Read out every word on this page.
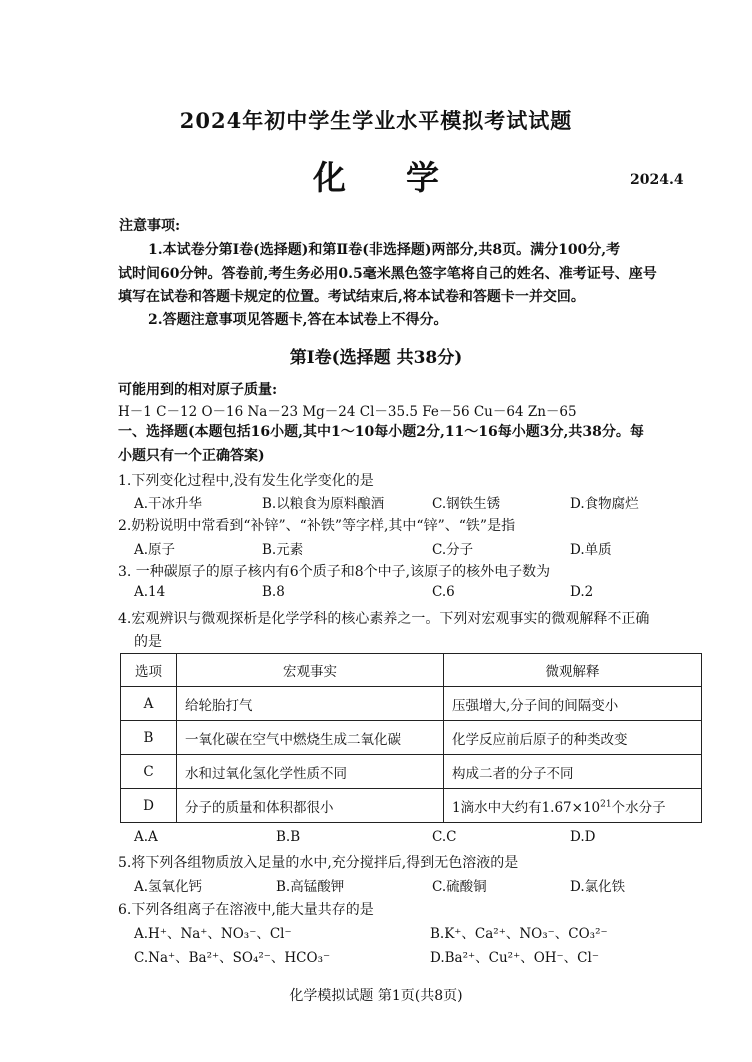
2024年初中学生学业水平模拟考试试题
化学	2024.4
注意事项:
1.本试卷分第Ⅰ卷(选择题)和第Ⅱ卷(非选择题)两部分,共8页。满分100分,考
试时间60分钟。答卷前,考生务必用0.5毫米黑色签字笔将自己的姓名、准考证号、座号
填写在试卷和答题卡规定的位置。考试结束后,将本试卷和答题卡一并交回。
2.答题注意事项见答题卡,答在本试卷上不得分。
第Ⅰ卷(选择题 共38分)
可能用到的相对原子质量:
H－1 C－12 O－16 Na－23 Mg－24 Cl－35.5 Fe－56 Cu－64 Zn－65
一、选择题(本题包括16小题,其中1～10每小题2分,11～16每小题3分,共38分。每
小题只有一个正确答案)
1.下列变化过程中,没有发生化学变化的是
A.干冰升华	B.以粮食为原料酿酒	C.钢铁生锈	D.食物腐烂
2.奶粉说明中常看到“补锌”、“补铁”等字样,其中“锌”、“铁”是指
A.原子	B.元素	C.分子	D.单质
3. 一种碳原子的原子核内有6个质子和8个中子,该原子的核外电子数为
A.14	B.8	C.6	D.2
4.宏观辨识与微观探析是化学学科的核心素养之一。下列对宏观事实的微观解释不正确
的是
选项	宏观事实	微观解释
A	给轮胎打气	压强增大,分子间的间隔变小
B	一氧化碳在空气中燃烧生成二氧化碳	化学反应前后原子的种类改变
C	水和过氧化氢化学性质不同	构成二者的分子不同
D	分子的质量和体积都很小	1滴水中大约有$1.67\times 10^{21}$个水分子
A.A	B.B	C.C	D.D
5.将下列各组物质放入足量的水中,充分搅拌后,得到无色溶液的是
A.氢氧化钙	B.高锰酸钾	C.硫酸铜	D.氯化铁
6.下列各组离子在溶液中,能大量共存的是
A.H⁺、Na⁺、NO₃⁻、Cl⁻	B.K⁺、Ca²⁺、NO₃⁻、CO₃²⁻
C.Na⁺、Ba²⁺、SO₄²⁻、HCO₃⁻	D.Ba²⁺、Cu²⁺、OH⁻、Cl⁻
化学模拟试题 第1页(共8页)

### Challenge
Reproduce every entry word for word, but omit the pictures.

### Task answer
Read out every word on this page.
2024年初中学生学业水平模拟考试试题
化学	2024.4
注意事项:
1.本试卷分第Ⅰ卷(选择题)和第Ⅱ卷(非选择题)两部分,共8页。满分100分,考
试时间60分钟。答卷前,考生务必用0.5毫米黑色签字笔将自己的姓名、准考证号、座号
填写在试卷和答题卡规定的位置。考试结束后,将本试卷和答题卡一并交回。
2.答题注意事项见答题卡,答在本试卷上不得分。
第Ⅰ卷(选择题 共38分)
可能用到的相对原子质量:
H－1 C－12 O－16 Na－23 Mg－24 Cl－35.5 Fe－56 Cu－64 Zn－65
一、选择题(本题包括16小题,其中1～10每小题2分,11～16每小题3分,共38分。每
小题只有一个正确答案)
1.下列变化过程中,没有发生化学变化的是
A.干冰升华	B.以粮食为原料酿酒	C.钢铁生锈	D.食物腐烂
2.奶粉说明中常看到“补锌”、“补铁”等字样,其中“锌”、“铁”是指
A.原子	B.元素	C.分子	D.单质
3. 一种碳原子的原子核内有6个质子和8个中子,该原子的核外电子数为
A.14	B.8	C.6	D.2
4.宏观辨识与微观探析是化学学科的核心素养之一。下列对宏观事实的微观解释不正确
的是
选项	宏观事实	微观解释
A	给轮胎打气	压强增大,分子间的间隔变小
B	一氧化碳在空气中燃烧生成二氧化碳	化学反应前后原子的种类改变
C	水和过氧化氢化学性质不同	构成二者的分子不同
D	分子的质量和体积都很小	1滴水中大约有$1.67\times 10^{21}$个水分子
A.A	B.B	C.C	D.D
5.将下列各组物质放入足量的水中,充分搅拌后,得到无色溶液的是
A.氢氧化钙	B.高锰酸钾	C.硫酸铜	D.氯化铁
6.下列各组离子在溶液中,能大量共存的是
A.H⁺、Na⁺、NO₃⁻、Cl⁻	B.K⁺、Ca²⁺、NO₃⁻、CO₃²⁻
C.Na⁺、Ba²⁺、SO₄²⁻、HCO₃⁻	D.Ba²⁺、Cu²⁺、OH⁻、Cl⁻
化学模拟试题 第1页(共8页)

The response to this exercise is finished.